- **Prompt**
Output all of the data below exactly as given.

- **Rows**
= = = = = = =

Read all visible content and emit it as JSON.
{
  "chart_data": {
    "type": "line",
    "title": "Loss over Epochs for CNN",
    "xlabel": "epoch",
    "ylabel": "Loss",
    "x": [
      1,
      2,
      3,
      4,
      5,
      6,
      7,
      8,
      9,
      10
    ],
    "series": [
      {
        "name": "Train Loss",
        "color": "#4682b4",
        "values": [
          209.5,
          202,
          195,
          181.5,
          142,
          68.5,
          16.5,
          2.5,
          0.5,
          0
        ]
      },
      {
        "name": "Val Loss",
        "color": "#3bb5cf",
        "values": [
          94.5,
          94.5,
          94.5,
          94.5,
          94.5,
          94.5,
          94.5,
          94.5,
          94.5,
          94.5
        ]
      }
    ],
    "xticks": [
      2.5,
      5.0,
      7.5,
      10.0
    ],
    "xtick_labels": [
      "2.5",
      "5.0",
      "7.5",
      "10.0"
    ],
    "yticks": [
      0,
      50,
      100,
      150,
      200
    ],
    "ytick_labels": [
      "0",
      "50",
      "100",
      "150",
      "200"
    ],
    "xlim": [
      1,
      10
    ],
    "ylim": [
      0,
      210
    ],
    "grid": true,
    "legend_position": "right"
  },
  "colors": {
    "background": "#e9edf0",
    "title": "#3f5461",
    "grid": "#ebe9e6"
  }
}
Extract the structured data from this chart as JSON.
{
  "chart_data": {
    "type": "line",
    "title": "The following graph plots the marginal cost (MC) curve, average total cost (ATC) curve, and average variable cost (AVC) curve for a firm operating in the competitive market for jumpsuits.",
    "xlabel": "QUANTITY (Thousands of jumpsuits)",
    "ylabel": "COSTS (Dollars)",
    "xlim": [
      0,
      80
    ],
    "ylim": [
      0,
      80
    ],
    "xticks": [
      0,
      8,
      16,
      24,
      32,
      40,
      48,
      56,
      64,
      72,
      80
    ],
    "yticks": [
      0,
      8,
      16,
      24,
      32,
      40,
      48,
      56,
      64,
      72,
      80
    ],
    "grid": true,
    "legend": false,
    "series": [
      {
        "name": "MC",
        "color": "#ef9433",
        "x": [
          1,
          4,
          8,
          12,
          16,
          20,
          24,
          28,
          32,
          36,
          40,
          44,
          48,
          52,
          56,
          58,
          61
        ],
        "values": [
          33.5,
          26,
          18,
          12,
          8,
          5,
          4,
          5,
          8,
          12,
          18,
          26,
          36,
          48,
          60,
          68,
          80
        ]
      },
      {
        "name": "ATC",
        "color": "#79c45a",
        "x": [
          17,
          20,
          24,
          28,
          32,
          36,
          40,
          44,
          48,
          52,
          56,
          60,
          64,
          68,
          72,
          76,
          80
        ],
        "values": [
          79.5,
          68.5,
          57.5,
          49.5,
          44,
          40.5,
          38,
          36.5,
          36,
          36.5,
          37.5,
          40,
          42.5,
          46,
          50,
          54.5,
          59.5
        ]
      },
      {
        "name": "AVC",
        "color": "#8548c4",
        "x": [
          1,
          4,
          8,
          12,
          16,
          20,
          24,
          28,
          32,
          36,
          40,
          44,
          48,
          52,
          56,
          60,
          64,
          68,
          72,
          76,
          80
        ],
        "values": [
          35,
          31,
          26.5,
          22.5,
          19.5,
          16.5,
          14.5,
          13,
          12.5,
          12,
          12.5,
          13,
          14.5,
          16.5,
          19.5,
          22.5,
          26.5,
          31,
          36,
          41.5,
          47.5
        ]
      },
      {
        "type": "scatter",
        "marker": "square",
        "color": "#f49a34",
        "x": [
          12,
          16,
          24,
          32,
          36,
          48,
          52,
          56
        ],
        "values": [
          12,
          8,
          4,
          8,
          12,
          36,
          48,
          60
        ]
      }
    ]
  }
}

= = = = = = =

- **Output**
Read all visible content and emit it as JSON.
{
  "chart_data": {
    "type": "line",
    "title": "Loss over Epochs for CNN",
    "xlabel": "epoch",
    "ylabel": "Loss",
    "x": [
      1,
      2,
      3,
      4,
      5,
      6,
      7,
      8,
      9,
      10
    ],
    "series": [
      {
        "name": "Train Loss",
        "color": "#4682b4",
        "values": [
          209.5,
          202,
          195,
          181.5,
          142,
          68.5,
          16.5,
          2.5,
          0.5,
          0
        ]
      },
      {
        "name": "Val Loss",
        "color": "#3bb5cf",
        "values": [
          94.5,
          94.5,
          94.5,
          94.5,
          94.5,
          94.5,
          94.5,
          94.5,
          94.5,
          94.5
        ]
      }
    ],
    "xticks": [
      2.5,
      5.0,
      7.5,
      10.0
    ],
    "xtick_labels": [
      "2.5",
      "5.0",
      "7.5",
      "10.0"
    ],
    "yticks": [
      0,
      50,
      100,
      150,
      200
    ],
    "ytick_labels": [
      "0",
      "50",
      "100",
      "150",
      "200"
    ],
    "xlim": [
      1,
      10
    ],
    "ylim": [
      0,
      210
    ],
    "grid": true,
    "legend_position": "right"
  },
  "colors": {
    "background": "#e9edf0",
    "title": "#3f5461",
    "grid": "#ebe9e6"
  }
}
Extract the structured data from this chart as JSON.
{
  "chart_data": {
    "type": "line",
    "title": "The following graph plots the marginal cost (MC) curve, average total cost (ATC) curve, and average variable cost (AVC) curve for a firm operating in the competitive market for jumpsuits.",
    "xlabel": "QUANTITY (Thousands of jumpsuits)",
    "ylabel": "COSTS (Dollars)",
    "xlim": [
      0,
      80
    ],
    "ylim": [
      0,
      80
    ],
    "xticks": [
      0,
      8,
      16,
      24,
      32,
      40,
      48,
      56,
      64,
      72,
      80
    ],
    "yticks": [
      0,
      8,
      16,
      24,
      32,
      40,
      48,
      56,
      64,
      72,
      80
    ],
    "grid": true,
    "legend": false,
    "series": [
      {
        "name": "MC",
        "color": "#ef9433",
        "x": [
          1,
          4,
          8,
          12,
          16,
          20,
          24,
          28,
          32,
          36,
          40,
          44,
          48,
          52,
          56,
          58,
          61
        ],
        "values": [
          33.5,
          26,
          18,
          12,
          8,
          5,
          4,
          5,
          8,
          12,
          18,
          26,
          36,
          48,
          60,
          68,
          80
        ]
      },
      {
        "name": "ATC",
        "color": "#79c45a",
        "x": [
          17,
          20,
          24,
          28,
          32,
          36,
          40,
          44,
          48,
          52,
          56,
          60,
          64,
          68,
          72,
          76,
          80
        ],
        "values": [
          79.5,
          68.5,
          57.5,
          49.5,
          44,
          40.5,
          38,
          36.5,
          36,
          36.5,
          37.5,
          40,
          42.5,
          46,
          50,
          54.5,
          59.5
        ]
      },
      {
        "name": "AVC",
        "color": "#8548c4",
        "x": [
          1,
          4,
          8,
          12,
          16,
          20,
          24,
          28,
          32,
          36,
          40,
          44,
          48,
          52,
          56,
          60,
          64,
          68,
          72,
          76,
          80
        ],
        "values": [
          35,
          31,
          26.5,
          22.5,
          19.5,
          16.5,
          14.5,
          13,
          12.5,
          12,
          12.5,
          13,
          14.5,
          16.5,
          19.5,
          22.5,
          26.5,
          31,
          36,
          41.5,
          47.5
        ]
      },
      {
        "type": "scatter",
        "marker": "square",
        "color": "#f49a34",
        "x": [
          12,
          16,
          24,
          32,
          36,
          48,
          52,
          56
        ],
        "values": [
          12,
          8,
          4,
          8,
          12,
          36,
          48,
          60
        ]
      }
    ]
  }
}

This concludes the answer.